- _THE RECORDS_
==========
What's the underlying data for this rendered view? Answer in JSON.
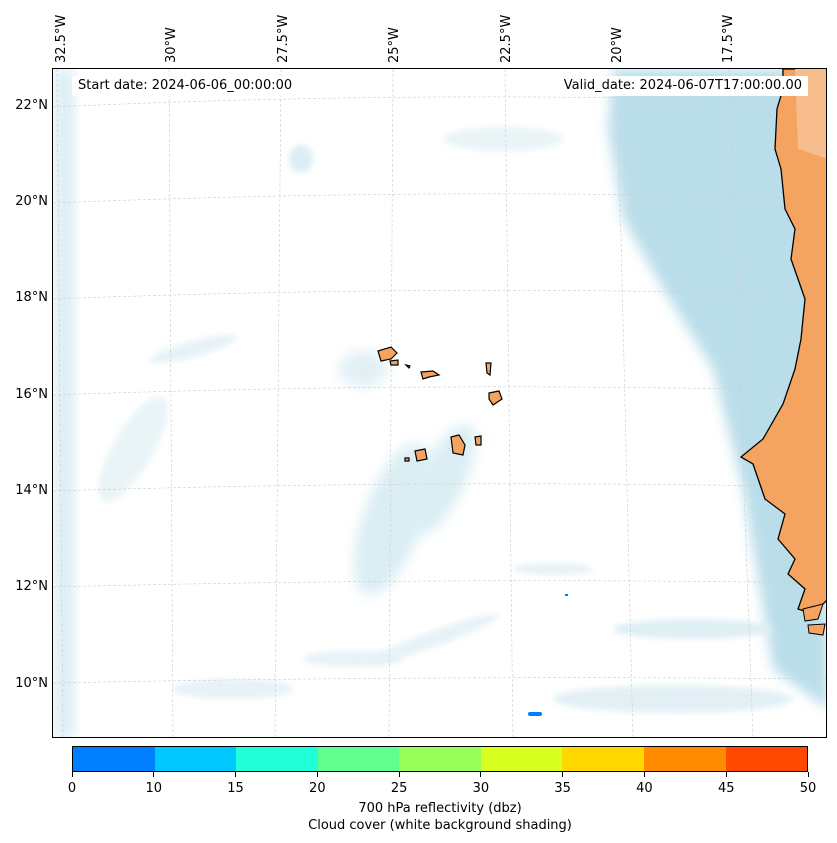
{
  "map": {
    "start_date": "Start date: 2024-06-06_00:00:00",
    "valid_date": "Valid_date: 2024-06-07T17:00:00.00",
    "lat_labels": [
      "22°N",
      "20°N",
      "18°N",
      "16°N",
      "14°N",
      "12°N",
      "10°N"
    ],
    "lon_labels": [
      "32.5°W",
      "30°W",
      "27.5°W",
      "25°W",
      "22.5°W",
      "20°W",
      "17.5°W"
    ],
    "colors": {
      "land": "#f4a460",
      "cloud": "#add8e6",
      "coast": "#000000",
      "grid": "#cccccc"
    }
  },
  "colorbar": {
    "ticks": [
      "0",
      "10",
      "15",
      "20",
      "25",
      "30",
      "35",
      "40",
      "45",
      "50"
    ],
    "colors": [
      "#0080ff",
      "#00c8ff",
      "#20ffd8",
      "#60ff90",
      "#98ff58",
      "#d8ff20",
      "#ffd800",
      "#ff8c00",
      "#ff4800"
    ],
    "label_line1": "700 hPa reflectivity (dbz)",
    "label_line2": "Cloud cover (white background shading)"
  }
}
==========
- _EXERCISE AIM_
Restate the whole of the material word for word without the pictures.

- _FINISHED EXERCISE_
What's the underlying data for this rendered view? Answer in JSON.
{
  "map": {
    "start_date": "Start date: 2024-06-06_00:00:00",
    "valid_date": "Valid_date: 2024-06-07T17:00:00.00",
    "lat_labels": [
      "22°N",
      "20°N",
      "18°N",
      "16°N",
      "14°N",
      "12°N",
      "10°N"
    ],
    "lon_labels": [
      "32.5°W",
      "30°W",
      "27.5°W",
      "25°W",
      "22.5°W",
      "20°W",
      "17.5°W"
    ],
    "colors": {
      "land": "#f4a460",
      "cloud": "#add8e6",
      "coast": "#000000",
      "grid": "#cccccc"
    }
  },
  "colorbar": {
    "ticks": [
      "0",
      "10",
      "15",
      "20",
      "25",
      "30",
      "35",
      "40",
      "45",
      "50"
    ],
    "colors": [
      "#0080ff",
      "#00c8ff",
      "#20ffd8",
      "#60ff90",
      "#98ff58",
      "#d8ff20",
      "#ffd800",
      "#ff8c00",
      "#ff4800"
    ],
    "label_line1": "700 hPa reflectivity (dbz)",
    "label_line2": "Cloud cover (white background shading)"
  }
}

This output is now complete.